* [WHAT YOU WILL DO]:
Without the pictures, write out all the lines below exactly as they appear.

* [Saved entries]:
——

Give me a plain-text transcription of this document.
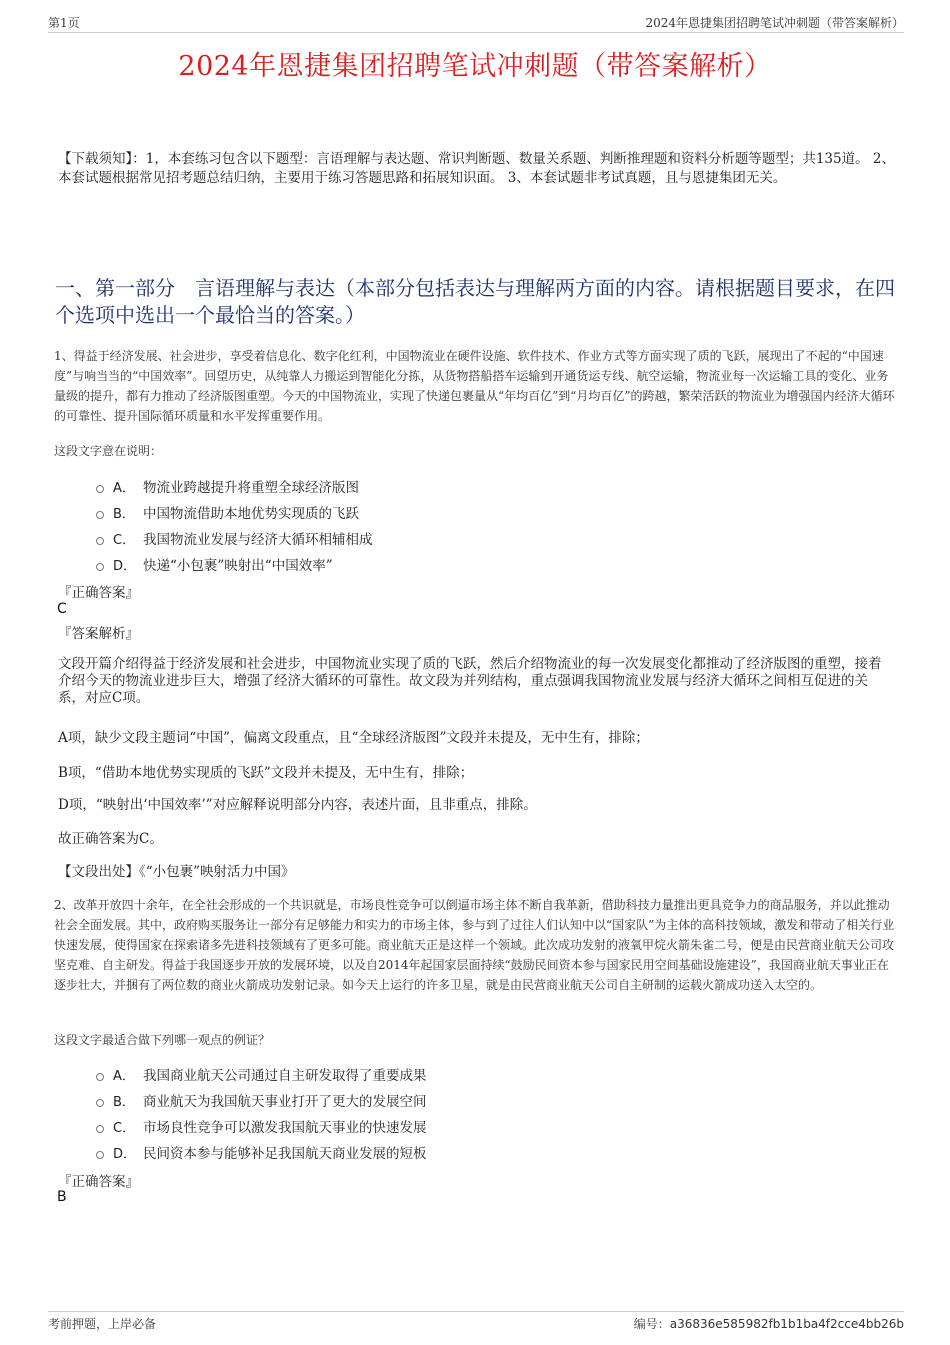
第1页	2024年恩捷集团招聘笔试冲刺题（带答案解析）
2024年恩捷集团招聘笔试冲刺题（带答案解析）
【下载须知】：1，本套练习包含以下题型：言语理解与表达题、常识判断题、数量关系题、判断推理题和资料分析题等题型；共135道。 2、本套试题根据常见招考题总结归纳，主要用于练习答题思路和拓展知识面。 3、本套试题非考试真题，且与恩捷集团无关。
一、第一部分　言语理解与表达（本部分包括表达与理解两方面的内容。请根据题目要求，在四个选项中选出一个最恰当的答案。）

1、得益于经济发展、社会进步，享受着信息化、数字化红利，中国物流业在硬件设施、软件技术、作业方式等方面实现了质的飞跃，展现出了不起的“中国速度”与响当当的“中国效率”。回望历史，从纯靠人力搬运到智能化分拣，从货物搭船搭车运输到开通货运专线、航空运输，物流业每一次运输工具的变化、业务量级的提升，都有力推动了经济版图重塑。今天的中国物流业，实现了快递包裹量从“年均百亿”到“月均百亿”的跨越，繁荣活跃的物流业为增强国内经济大循环的可靠性、提升国际循环质量和水平发挥重要作用。

这段文字意在说明：

A． 物流业跨越提升将重塑全球经济版图
B． 中国物流借助本地优势实现质的飞跃
C． 我国物流业发展与经济大循环相辅相成
D． 快递“小包裹”映射出“中国效率”
『正确答案』
C
『答案解析』
文段开篇介绍得益于经济发展和社会进步，中国物流业实现了质的飞跃，然后介绍物流业的每一次发展变化都推动了经济版图的重塑，接着介绍今天的物流业进步巨大，增强了经济大循环的可靠性。故文段为并列结构，重点强调我国物流业发展与经济大循环之间相互促进的关系，对应C项。
A项，缺少文段主题词“中国”，偏离文段重点，且“全球经济版图”文段并未提及，无中生有，排除；
B项，“借助本地优势实现质的飞跃”文段并未提及，无中生有，排除；
D项，“映射出‘中国效率’”对应解释说明部分内容，表述片面，且非重点，排除。
故正确答案为C。
【文段出处】《“小包裹”映射活力中国》

2、改革开放四十余年，在全社会形成的一个共识就是，市场良性竞争可以倒逼市场主体不断自我革新，借助科技力量推出更具竞争力的商品服务，并以此推动社会全面发展。其中，政府购买服务让一部分有足够能力和实力的市场主体，参与到了过往人们认知中以“国家队”为主体的高科技领域，激发和带动了相关行业快速发展，使得国家在探索诸多先进科技领域有了更多可能。商业航天正是这样一个领域。此次成功发射的液氧甲烷火箭朱雀二号，便是由民营商业航天公司攻坚克难、自主研发。得益于我国逐步开放的发展环境，以及自2014年起国家层面持续“鼓励民间资本参与国家民用空间基础设施建设”，我国商业航天事业正在逐步壮大，并捆有了两位数的商业火箭成功发射记录。如今天上运行的许多卫星，就是由民营商业航天公司自主研制的运载火箭成功送入太空的。

这段文字最适合做下列哪一观点的例证？

A． 我国商业航天公司通过自主研发取得了重要成果
B． 商业航天为我国航天事业打开了更大的发展空间
C． 市场良性竞争可以激发我国航天事业的快速发展
D． 民间资本参与能够补足我国航天商业发展的短板
『正确答案』
B
考前押题，上岸必备	编号：a36836e585982fb1b1ba4f2cce4bb26b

——

* [ANSWER TO THE EXERCISE]:
Give me a plain-text transcription of this document.
第1页	2024年恩捷集团招聘笔试冲刺题（带答案解析）
2024年恩捷集团招聘笔试冲刺题（带答案解析）
【下载须知】：1，本套练习包含以下题型：言语理解与表达题、常识判断题、数量关系题、判断推理题和资料分析题等题型；共135道。 2、本套试题根据常见招考题总结归纳，主要用于练习答题思路和拓展知识面。 3、本套试题非考试真题，且与恩捷集团无关。
一、第一部分　言语理解与表达（本部分包括表达与理解两方面的内容。请根据题目要求，在四个选项中选出一个最恰当的答案。）

1、得益于经济发展、社会进步，享受着信息化、数字化红利，中国物流业在硬件设施、软件技术、作业方式等方面实现了质的飞跃，展现出了不起的“中国速度”与响当当的“中国效率”。回望历史，从纯靠人力搬运到智能化分拣，从货物搭船搭车运输到开通货运专线、航空运输，物流业每一次运输工具的变化、业务量级的提升，都有力推动了经济版图重塑。今天的中国物流业，实现了快递包裹量从“年均百亿”到“月均百亿”的跨越，繁荣活跃的物流业为增强国内经济大循环的可靠性、提升国际循环质量和水平发挥重要作用。

这段文字意在说明：

A． 物流业跨越提升将重塑全球经济版图
B． 中国物流借助本地优势实现质的飞跃
C． 我国物流业发展与经济大循环相辅相成
D． 快递“小包裹”映射出“中国效率”
『正确答案』
C
『答案解析』
文段开篇介绍得益于经济发展和社会进步，中国物流业实现了质的飞跃，然后介绍物流业的每一次发展变化都推动了经济版图的重塑，接着介绍今天的物流业进步巨大，增强了经济大循环的可靠性。故文段为并列结构，重点强调我国物流业发展与经济大循环之间相互促进的关系，对应C项。
A项，缺少文段主题词“中国”，偏离文段重点，且“全球经济版图”文段并未提及，无中生有，排除；
B项，“借助本地优势实现质的飞跃”文段并未提及，无中生有，排除；
D项，“映射出‘中国效率’”对应解释说明部分内容，表述片面，且非重点，排除。
故正确答案为C。
【文段出处】《“小包裹”映射活力中国》

2、改革开放四十余年，在全社会形成的一个共识就是，市场良性竞争可以倒逼市场主体不断自我革新，借助科技力量推出更具竞争力的商品服务，并以此推动社会全面发展。其中，政府购买服务让一部分有足够能力和实力的市场主体，参与到了过往人们认知中以“国家队”为主体的高科技领域，激发和带动了相关行业快速发展，使得国家在探索诸多先进科技领域有了更多可能。商业航天正是这样一个领域。此次成功发射的液氧甲烷火箭朱雀二号，便是由民营商业航天公司攻坚克难、自主研发。得益于我国逐步开放的发展环境，以及自2014年起国家层面持续“鼓励民间资本参与国家民用空间基础设施建设”，我国商业航天事业正在逐步壮大，并捆有了两位数的商业火箭成功发射记录。如今天上运行的许多卫星，就是由民营商业航天公司自主研制的运载火箭成功送入太空的。

这段文字最适合做下列哪一观点的例证？

A． 我国商业航天公司通过自主研发取得了重要成果
B． 商业航天为我国航天事业打开了更大的发展空间
C． 市场良性竞争可以激发我国航天事业的快速发展
D． 民间资本参与能够补足我国航天商业发展的短板
『正确答案』
B
考前押题，上岸必备	编号：a36836e585982fb1b1ba4f2cce4bb26b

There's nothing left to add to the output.